AVAILABLE RECORDS>
──────
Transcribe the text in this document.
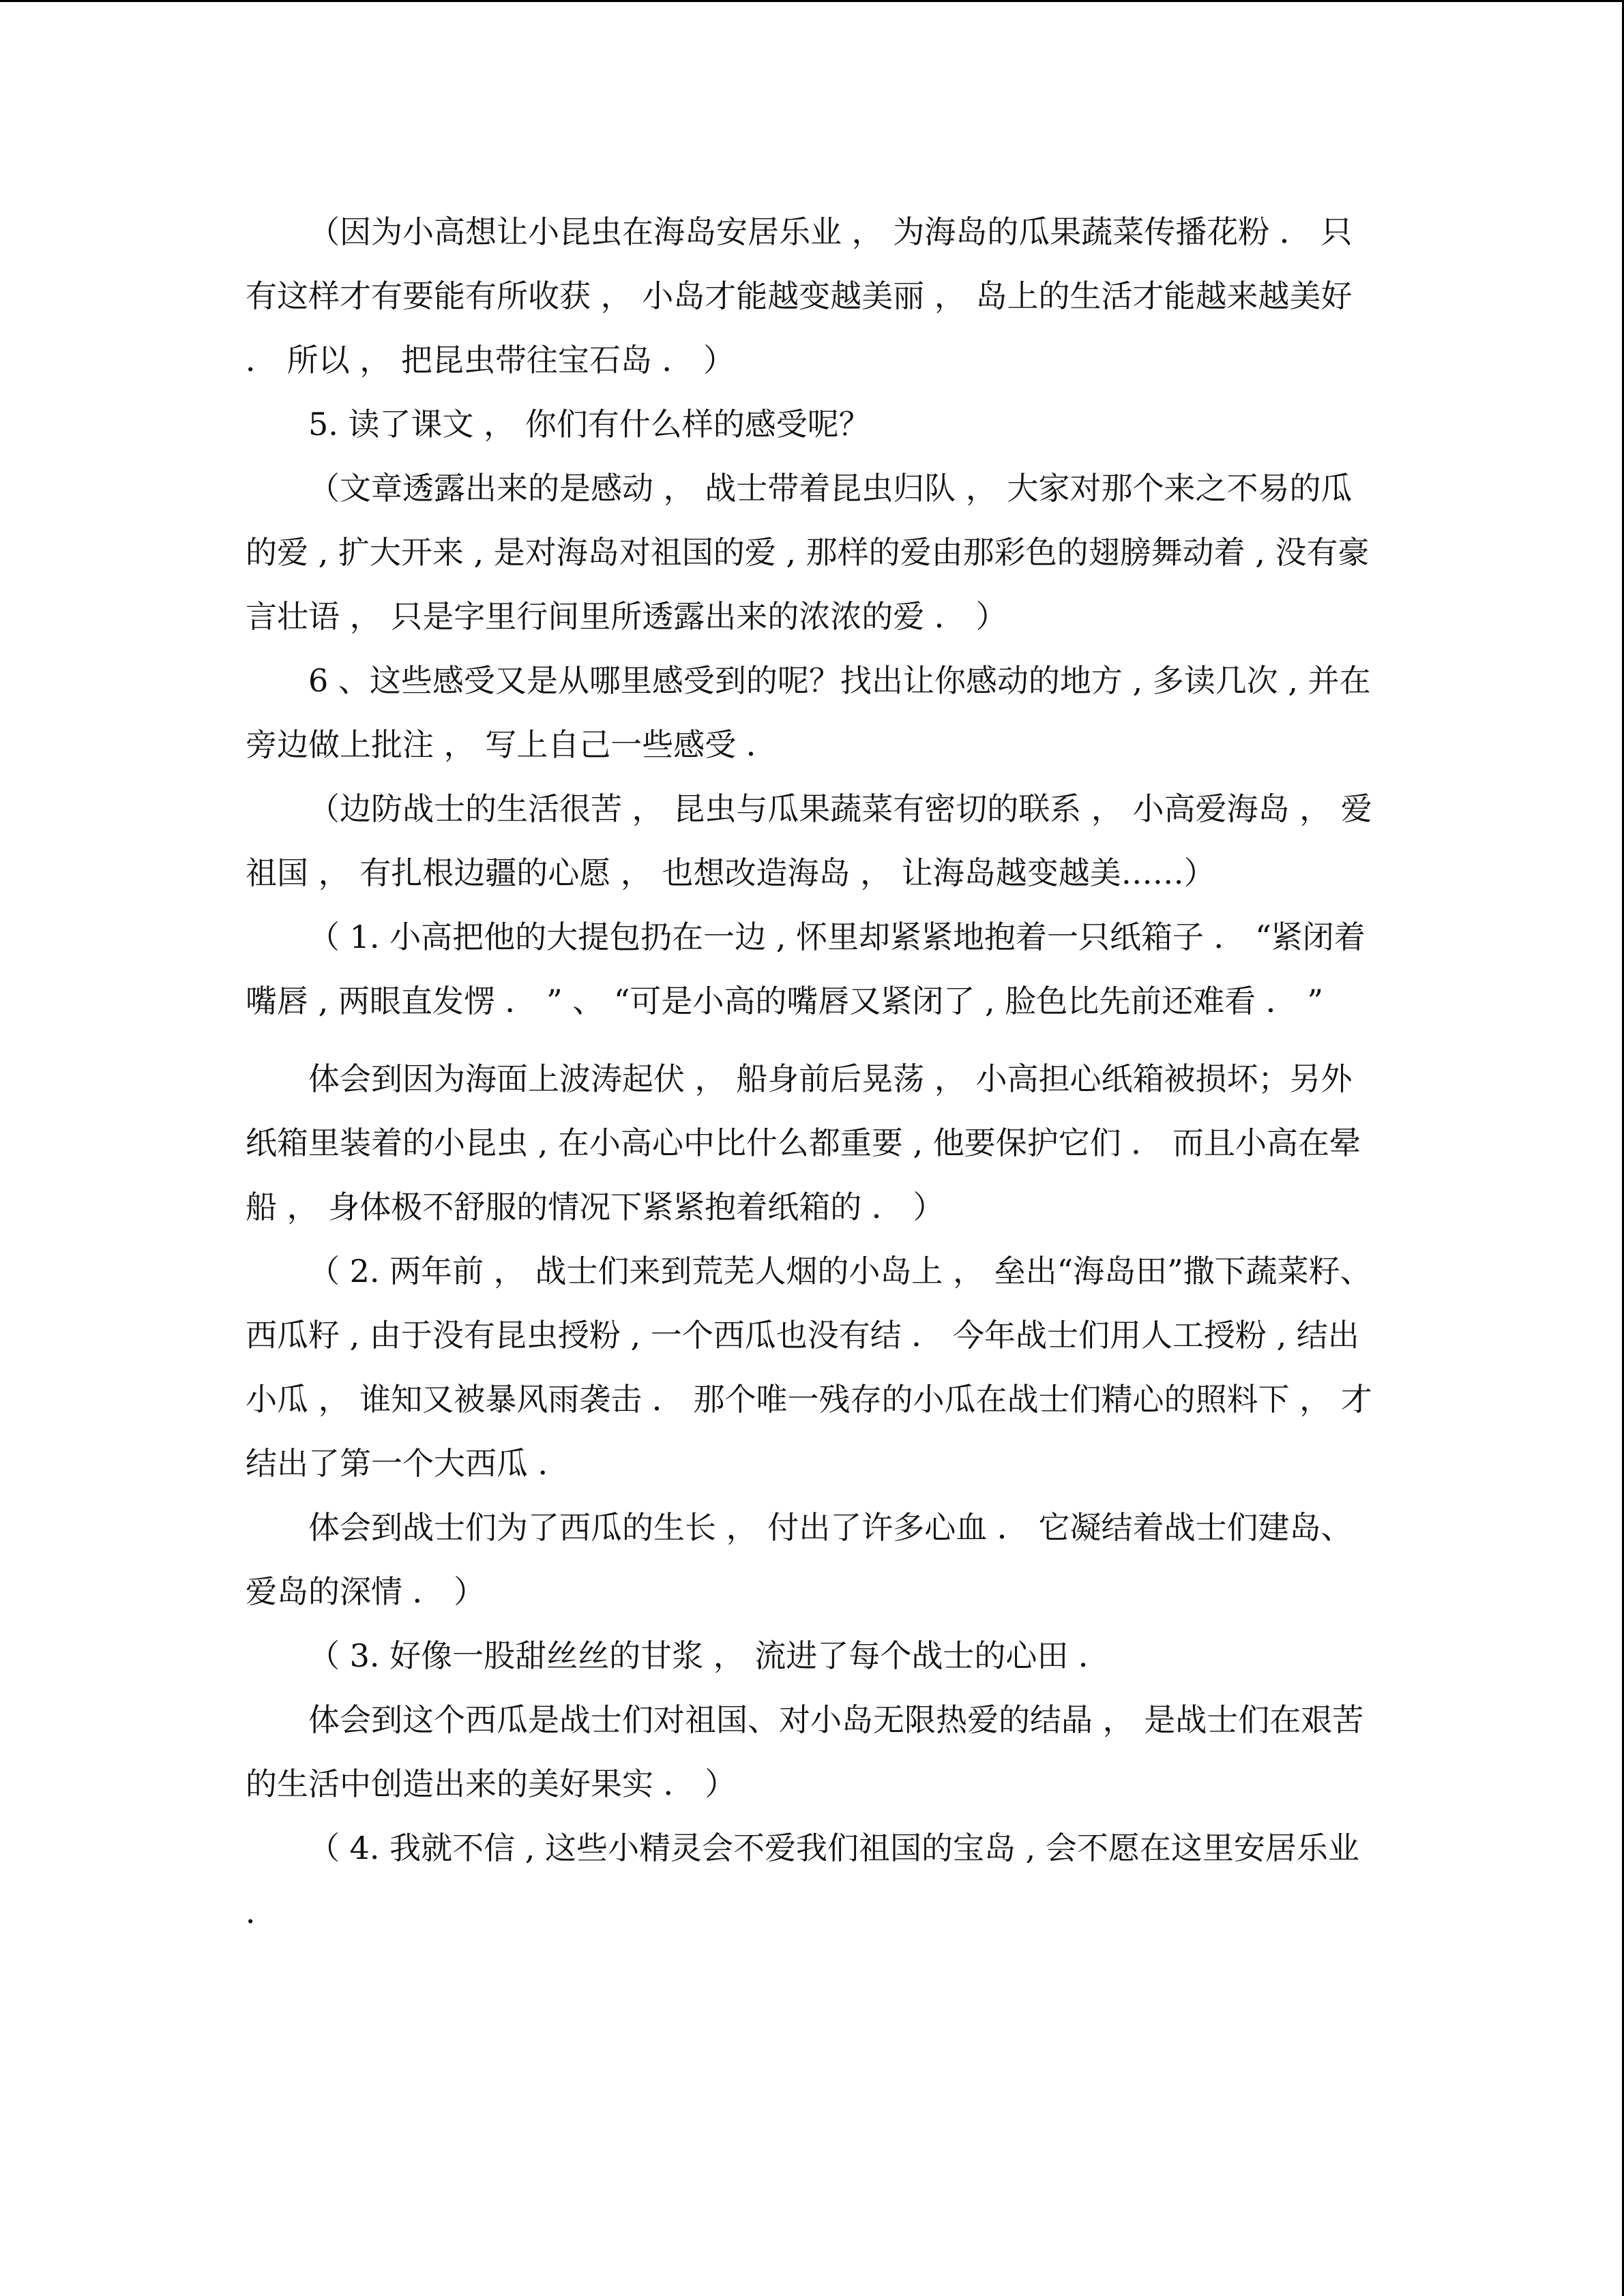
（因为小高想让小昆虫在海岛安居乐业 ， 为海岛的瓜果蔬菜传播花粉 ． 只有这样才有要能有所收获 ， 小岛才能越变越美丽 ， 岛上的生活才能越来越美好 ． 所以 ， 把昆虫带往宝石岛 ． ）

5. 读了课文 ， 你们有什么样的感受呢？

（文章透露出来的是感动 ， 战士带着昆虫归队 ， 大家对那个来之不易的瓜的爱 , 扩大开来 , 是对海岛对祖国的爱 , 那样的爱由那彩色的翅膀舞动着 , 没有豪言壮语 ， 只是字里行间里所透露出来的浓浓的爱 ． ）

6 、这些感受又是从哪里感受到的呢？找出让你感动的地方 , 多读几次 , 并在旁边做上批注 ， 写上自己一些感受 ．

（边防战士的生活很苦 ， 昆虫与瓜果蔬菜有密切的联系 ， 小高爱海岛 ， 爱祖国 ， 有扎根边疆的心愿 ， 也想改造海岛 ， 让海岛越变越美……）

（ 1. 小高把他的大提包扔在一边 , 怀里却紧紧地抱着一只纸箱子 ． “紧闭着嘴唇 , 两眼直发愣 ． ” 、 “可是小高的嘴唇又紧闭了 , 脸色比先前还难看 ． ”

体会到因为海面上波涛起伏 ， 船身前后晃荡 ， 小高担心纸箱被损坏；另外纸箱里装着的小昆虫 , 在小高心中比什么都重要 , 他要保护它们 ． 而且小高在晕船 ， 身体极不舒服的情况下紧紧抱着纸箱的 ． ）

（ 2. 两年前 ， 战士们来到荒芜人烟的小岛上 ， 垒出“海岛田”撒下蔬菜籽、西瓜籽 , 由于没有昆虫授粉 , 一个西瓜也没有结 ． 今年战士们用人工授粉 , 结出小瓜 ， 谁知又被暴风雨袭击 ． 那个唯一残存的小瓜在战士们精心的照料下 ， 才结出了第一个大西瓜 ．

体会到战士们为了西瓜的生长 ， 付出了许多心血 ． 它凝结着战士们建岛、爱岛的深情 ． ）

（ 3. 好像一股甜丝丝的甘浆 ， 流进了每个战士的心田 ．

体会到这个西瓜是战士们对祖国、对小岛无限热爱的结晶 ， 是战士们在艰苦的生活中创造出来的美好果实 ． ）

（ 4. 我就不信 , 这些小精灵会不爱我们祖国的宝岛 , 会不愿在这里安居乐业 ．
──────
TASK PROMPT>
Skipping the pictures, transcribe each line above exactly as it appears.

RESPONSE BELOW>
Transcribe the text in this document.
（因为小高想让小昆虫在海岛安居乐业 ， 为海岛的瓜果蔬菜传播花粉 ． 只有这样才有要能有所收获 ， 小岛才能越变越美丽 ， 岛上的生活才能越来越美好 ． 所以 ， 把昆虫带往宝石岛 ． ）

5. 读了课文 ， 你们有什么样的感受呢？

（文章透露出来的是感动 ， 战士带着昆虫归队 ， 大家对那个来之不易的瓜的爱 , 扩大开来 , 是对海岛对祖国的爱 , 那样的爱由那彩色的翅膀舞动着 , 没有豪言壮语 ， 只是字里行间里所透露出来的浓浓的爱 ． ）

6 、这些感受又是从哪里感受到的呢？找出让你感动的地方 , 多读几次 , 并在旁边做上批注 ， 写上自己一些感受 ．

（边防战士的生活很苦 ， 昆虫与瓜果蔬菜有密切的联系 ， 小高爱海岛 ， 爱祖国 ， 有扎根边疆的心愿 ， 也想改造海岛 ， 让海岛越变越美……）

（ 1. 小高把他的大提包扔在一边 , 怀里却紧紧地抱着一只纸箱子 ． “紧闭着嘴唇 , 两眼直发愣 ． ” 、 “可是小高的嘴唇又紧闭了 , 脸色比先前还难看 ． ”

体会到因为海面上波涛起伏 ， 船身前后晃荡 ， 小高担心纸箱被损坏；另外纸箱里装着的小昆虫 , 在小高心中比什么都重要 , 他要保护它们 ． 而且小高在晕船 ， 身体极不舒服的情况下紧紧抱着纸箱的 ． ）

（ 2. 两年前 ， 战士们来到荒芜人烟的小岛上 ， 垒出“海岛田”撒下蔬菜籽、西瓜籽 , 由于没有昆虫授粉 , 一个西瓜也没有结 ． 今年战士们用人工授粉 , 结出小瓜 ， 谁知又被暴风雨袭击 ． 那个唯一残存的小瓜在战士们精心的照料下 ， 才结出了第一个大西瓜 ．

体会到战士们为了西瓜的生长 ， 付出了许多心血 ． 它凝结着战士们建岛、爱岛的深情 ． ）

（ 3. 好像一股甜丝丝的甘浆 ， 流进了每个战士的心田 ．

体会到这个西瓜是战士们对祖国、对小岛无限热爱的结晶 ， 是战士们在艰苦的生活中创造出来的美好果实 ． ）

（ 4. 我就不信 , 这些小精灵会不爱我们祖国的宝岛 , 会不愿在这里安居乐业 ．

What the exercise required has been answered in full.